What is being asked: How many lines of the material below contain the string "jeffrey"? Answer with the number and nothing else.

Raw records:
** Start **

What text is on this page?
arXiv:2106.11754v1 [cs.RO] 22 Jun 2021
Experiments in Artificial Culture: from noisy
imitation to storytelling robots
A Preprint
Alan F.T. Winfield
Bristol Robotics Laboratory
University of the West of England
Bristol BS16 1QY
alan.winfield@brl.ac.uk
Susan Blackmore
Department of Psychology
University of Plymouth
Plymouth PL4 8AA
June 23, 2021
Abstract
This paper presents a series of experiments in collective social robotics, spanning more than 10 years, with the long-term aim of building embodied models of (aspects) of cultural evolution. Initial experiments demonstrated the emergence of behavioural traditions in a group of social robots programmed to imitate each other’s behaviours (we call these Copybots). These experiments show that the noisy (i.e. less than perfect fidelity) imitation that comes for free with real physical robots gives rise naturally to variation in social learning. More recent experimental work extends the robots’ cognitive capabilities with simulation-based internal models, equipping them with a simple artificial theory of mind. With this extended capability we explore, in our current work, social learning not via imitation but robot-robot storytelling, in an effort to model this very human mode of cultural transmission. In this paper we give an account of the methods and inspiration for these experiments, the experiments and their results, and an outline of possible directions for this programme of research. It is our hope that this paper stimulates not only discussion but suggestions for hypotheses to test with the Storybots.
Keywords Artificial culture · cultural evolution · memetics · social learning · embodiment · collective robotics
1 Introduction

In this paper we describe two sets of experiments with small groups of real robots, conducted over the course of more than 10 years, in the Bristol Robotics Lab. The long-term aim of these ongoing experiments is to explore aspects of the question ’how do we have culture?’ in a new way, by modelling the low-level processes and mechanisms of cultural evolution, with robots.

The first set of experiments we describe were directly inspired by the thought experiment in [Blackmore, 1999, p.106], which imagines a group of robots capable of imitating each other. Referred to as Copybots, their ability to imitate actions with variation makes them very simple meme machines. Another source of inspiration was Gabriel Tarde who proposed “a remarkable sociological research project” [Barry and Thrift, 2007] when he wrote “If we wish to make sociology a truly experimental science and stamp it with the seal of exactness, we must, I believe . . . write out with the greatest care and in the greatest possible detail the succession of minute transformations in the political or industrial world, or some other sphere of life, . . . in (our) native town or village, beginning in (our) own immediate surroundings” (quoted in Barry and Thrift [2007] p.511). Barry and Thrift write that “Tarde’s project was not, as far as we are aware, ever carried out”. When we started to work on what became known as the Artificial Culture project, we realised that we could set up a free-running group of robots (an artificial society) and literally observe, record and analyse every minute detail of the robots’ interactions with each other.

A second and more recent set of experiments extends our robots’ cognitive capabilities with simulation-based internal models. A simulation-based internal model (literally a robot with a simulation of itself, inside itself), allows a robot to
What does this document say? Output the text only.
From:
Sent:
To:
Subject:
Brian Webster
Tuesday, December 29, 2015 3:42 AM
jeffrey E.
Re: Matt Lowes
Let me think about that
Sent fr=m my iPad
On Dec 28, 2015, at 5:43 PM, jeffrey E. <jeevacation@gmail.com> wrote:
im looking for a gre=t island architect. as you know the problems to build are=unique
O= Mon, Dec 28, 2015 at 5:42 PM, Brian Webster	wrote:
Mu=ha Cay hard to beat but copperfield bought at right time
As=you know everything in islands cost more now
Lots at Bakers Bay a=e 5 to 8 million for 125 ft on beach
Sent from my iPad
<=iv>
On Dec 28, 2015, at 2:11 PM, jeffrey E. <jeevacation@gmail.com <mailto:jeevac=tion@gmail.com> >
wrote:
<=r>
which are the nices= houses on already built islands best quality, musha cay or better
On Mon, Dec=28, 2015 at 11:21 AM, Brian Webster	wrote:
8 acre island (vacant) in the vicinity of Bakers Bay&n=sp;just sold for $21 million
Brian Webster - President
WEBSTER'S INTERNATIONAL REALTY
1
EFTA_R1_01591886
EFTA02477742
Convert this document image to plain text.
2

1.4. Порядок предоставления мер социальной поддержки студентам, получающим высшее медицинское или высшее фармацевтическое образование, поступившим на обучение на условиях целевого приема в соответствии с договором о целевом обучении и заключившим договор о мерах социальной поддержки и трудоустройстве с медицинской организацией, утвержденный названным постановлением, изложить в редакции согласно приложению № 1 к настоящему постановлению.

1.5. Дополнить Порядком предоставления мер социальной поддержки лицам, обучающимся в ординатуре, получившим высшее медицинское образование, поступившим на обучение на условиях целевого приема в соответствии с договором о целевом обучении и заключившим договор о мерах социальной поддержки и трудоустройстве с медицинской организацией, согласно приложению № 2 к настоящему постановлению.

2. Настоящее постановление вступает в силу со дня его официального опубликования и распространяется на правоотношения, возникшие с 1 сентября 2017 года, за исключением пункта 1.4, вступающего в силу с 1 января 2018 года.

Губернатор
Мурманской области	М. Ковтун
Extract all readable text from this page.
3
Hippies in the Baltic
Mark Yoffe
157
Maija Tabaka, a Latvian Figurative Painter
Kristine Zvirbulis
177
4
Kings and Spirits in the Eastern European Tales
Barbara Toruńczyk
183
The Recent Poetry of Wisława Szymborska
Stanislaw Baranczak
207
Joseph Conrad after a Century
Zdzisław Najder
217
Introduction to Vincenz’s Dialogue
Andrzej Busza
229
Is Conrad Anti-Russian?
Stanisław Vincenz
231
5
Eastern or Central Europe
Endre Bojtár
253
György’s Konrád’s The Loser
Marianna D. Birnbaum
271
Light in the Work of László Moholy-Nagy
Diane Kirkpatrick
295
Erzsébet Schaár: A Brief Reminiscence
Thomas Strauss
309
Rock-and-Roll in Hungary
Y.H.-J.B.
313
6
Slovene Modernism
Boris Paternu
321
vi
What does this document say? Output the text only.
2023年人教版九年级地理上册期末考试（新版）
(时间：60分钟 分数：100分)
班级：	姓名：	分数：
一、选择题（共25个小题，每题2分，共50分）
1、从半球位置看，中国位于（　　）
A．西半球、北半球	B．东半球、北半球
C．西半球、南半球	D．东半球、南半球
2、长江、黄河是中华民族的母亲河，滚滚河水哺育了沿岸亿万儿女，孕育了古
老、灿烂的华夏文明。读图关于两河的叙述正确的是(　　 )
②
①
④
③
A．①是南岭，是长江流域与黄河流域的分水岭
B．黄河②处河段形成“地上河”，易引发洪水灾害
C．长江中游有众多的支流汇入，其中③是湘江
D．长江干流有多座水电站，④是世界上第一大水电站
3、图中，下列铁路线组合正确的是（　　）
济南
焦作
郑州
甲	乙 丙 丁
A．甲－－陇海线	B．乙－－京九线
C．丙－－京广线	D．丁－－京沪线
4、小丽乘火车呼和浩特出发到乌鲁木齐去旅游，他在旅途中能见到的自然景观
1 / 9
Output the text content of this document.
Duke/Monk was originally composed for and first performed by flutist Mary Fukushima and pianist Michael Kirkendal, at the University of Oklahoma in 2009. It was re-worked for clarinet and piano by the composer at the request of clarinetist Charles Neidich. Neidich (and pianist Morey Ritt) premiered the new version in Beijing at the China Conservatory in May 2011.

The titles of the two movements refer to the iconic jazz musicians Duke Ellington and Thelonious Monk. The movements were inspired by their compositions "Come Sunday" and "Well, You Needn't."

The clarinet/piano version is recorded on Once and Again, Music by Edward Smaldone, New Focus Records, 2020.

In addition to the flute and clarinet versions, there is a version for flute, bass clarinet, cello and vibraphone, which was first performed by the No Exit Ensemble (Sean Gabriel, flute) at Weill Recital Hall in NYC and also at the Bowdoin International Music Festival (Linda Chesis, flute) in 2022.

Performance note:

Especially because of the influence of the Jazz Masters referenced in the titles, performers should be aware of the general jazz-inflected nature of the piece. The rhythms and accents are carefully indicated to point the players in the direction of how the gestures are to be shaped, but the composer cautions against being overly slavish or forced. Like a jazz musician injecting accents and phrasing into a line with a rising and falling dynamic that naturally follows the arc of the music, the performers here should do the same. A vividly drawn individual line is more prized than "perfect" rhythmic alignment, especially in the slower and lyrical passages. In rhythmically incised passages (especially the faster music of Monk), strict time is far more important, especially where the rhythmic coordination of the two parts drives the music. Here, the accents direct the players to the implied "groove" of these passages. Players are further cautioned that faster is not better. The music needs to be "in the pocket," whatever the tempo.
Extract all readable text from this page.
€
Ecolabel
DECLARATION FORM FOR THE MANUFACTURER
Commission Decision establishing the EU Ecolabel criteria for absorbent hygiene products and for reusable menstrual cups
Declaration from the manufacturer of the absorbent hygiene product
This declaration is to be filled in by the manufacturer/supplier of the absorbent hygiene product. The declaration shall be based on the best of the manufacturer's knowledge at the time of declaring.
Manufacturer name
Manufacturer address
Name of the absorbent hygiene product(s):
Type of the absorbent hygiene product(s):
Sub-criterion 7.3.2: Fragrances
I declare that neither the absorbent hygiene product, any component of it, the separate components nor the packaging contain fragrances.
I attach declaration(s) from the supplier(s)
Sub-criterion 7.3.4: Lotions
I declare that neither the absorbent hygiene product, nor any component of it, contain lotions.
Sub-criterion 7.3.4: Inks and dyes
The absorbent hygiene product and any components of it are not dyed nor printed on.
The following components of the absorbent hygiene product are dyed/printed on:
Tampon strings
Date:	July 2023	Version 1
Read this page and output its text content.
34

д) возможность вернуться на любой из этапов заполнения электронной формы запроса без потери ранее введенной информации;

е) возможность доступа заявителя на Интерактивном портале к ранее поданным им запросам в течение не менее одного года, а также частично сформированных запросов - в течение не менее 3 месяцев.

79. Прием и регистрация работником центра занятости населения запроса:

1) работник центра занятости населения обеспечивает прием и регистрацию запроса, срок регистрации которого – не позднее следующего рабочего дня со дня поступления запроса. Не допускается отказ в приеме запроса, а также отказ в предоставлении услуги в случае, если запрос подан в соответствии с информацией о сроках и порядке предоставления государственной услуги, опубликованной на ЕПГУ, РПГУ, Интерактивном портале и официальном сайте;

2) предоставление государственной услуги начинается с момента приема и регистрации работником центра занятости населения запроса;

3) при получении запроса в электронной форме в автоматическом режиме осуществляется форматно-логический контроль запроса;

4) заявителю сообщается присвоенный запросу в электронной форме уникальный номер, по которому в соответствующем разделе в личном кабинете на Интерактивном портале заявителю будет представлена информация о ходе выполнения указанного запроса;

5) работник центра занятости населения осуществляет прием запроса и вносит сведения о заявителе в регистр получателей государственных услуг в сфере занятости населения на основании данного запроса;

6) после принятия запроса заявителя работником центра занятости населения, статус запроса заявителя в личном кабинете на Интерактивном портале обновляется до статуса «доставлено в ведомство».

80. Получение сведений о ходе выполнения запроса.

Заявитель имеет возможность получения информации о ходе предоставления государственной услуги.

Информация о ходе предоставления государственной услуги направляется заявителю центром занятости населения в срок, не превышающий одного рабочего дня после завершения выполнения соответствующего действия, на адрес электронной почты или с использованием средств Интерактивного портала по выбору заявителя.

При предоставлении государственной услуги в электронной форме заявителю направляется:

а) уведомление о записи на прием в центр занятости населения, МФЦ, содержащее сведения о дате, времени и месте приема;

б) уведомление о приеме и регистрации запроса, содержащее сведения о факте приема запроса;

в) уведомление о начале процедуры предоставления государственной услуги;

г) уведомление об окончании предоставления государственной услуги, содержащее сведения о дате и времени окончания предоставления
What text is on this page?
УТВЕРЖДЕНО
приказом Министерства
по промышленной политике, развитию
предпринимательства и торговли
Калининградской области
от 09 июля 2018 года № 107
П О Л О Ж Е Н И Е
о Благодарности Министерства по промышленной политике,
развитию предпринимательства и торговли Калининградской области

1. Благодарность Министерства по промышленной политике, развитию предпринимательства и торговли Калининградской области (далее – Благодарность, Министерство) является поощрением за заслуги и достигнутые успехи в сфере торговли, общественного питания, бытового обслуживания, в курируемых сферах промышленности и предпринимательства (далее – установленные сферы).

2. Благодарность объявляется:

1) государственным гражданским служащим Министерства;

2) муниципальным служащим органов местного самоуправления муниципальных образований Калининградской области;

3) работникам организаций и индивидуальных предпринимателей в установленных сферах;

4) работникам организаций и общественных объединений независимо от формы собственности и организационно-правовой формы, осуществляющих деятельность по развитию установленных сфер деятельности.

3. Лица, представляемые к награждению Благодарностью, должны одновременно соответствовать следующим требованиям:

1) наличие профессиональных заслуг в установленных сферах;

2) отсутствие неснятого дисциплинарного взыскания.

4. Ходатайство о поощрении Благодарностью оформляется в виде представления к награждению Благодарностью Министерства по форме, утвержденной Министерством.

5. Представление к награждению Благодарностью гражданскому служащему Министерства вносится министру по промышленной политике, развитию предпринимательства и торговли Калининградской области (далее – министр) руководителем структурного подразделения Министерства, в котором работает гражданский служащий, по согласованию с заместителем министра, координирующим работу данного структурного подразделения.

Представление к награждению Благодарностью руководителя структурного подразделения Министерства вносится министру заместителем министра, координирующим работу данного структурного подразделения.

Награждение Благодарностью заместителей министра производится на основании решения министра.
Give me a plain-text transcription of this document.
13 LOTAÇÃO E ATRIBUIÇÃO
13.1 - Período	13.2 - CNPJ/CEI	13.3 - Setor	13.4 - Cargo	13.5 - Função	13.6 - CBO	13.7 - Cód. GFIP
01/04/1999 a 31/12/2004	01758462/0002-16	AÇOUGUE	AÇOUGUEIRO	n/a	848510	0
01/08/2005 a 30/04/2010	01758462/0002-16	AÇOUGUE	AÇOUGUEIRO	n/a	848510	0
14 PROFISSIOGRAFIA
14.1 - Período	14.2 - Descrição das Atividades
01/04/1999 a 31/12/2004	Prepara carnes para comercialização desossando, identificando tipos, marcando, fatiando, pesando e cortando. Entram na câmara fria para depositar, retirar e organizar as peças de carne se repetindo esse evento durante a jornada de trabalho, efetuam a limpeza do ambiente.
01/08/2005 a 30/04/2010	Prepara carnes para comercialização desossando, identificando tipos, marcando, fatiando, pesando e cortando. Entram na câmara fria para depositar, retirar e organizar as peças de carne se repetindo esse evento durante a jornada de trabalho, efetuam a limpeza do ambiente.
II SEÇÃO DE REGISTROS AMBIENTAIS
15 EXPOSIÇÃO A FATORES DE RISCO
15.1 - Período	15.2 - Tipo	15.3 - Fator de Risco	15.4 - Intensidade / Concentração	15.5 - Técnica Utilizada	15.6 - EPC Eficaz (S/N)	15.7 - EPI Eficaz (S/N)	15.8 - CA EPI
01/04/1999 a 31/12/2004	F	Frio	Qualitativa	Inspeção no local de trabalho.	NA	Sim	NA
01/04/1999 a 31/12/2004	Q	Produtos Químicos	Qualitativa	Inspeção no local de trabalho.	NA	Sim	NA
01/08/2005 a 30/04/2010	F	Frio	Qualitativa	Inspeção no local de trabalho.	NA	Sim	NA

** End **

Result of the exercise: 3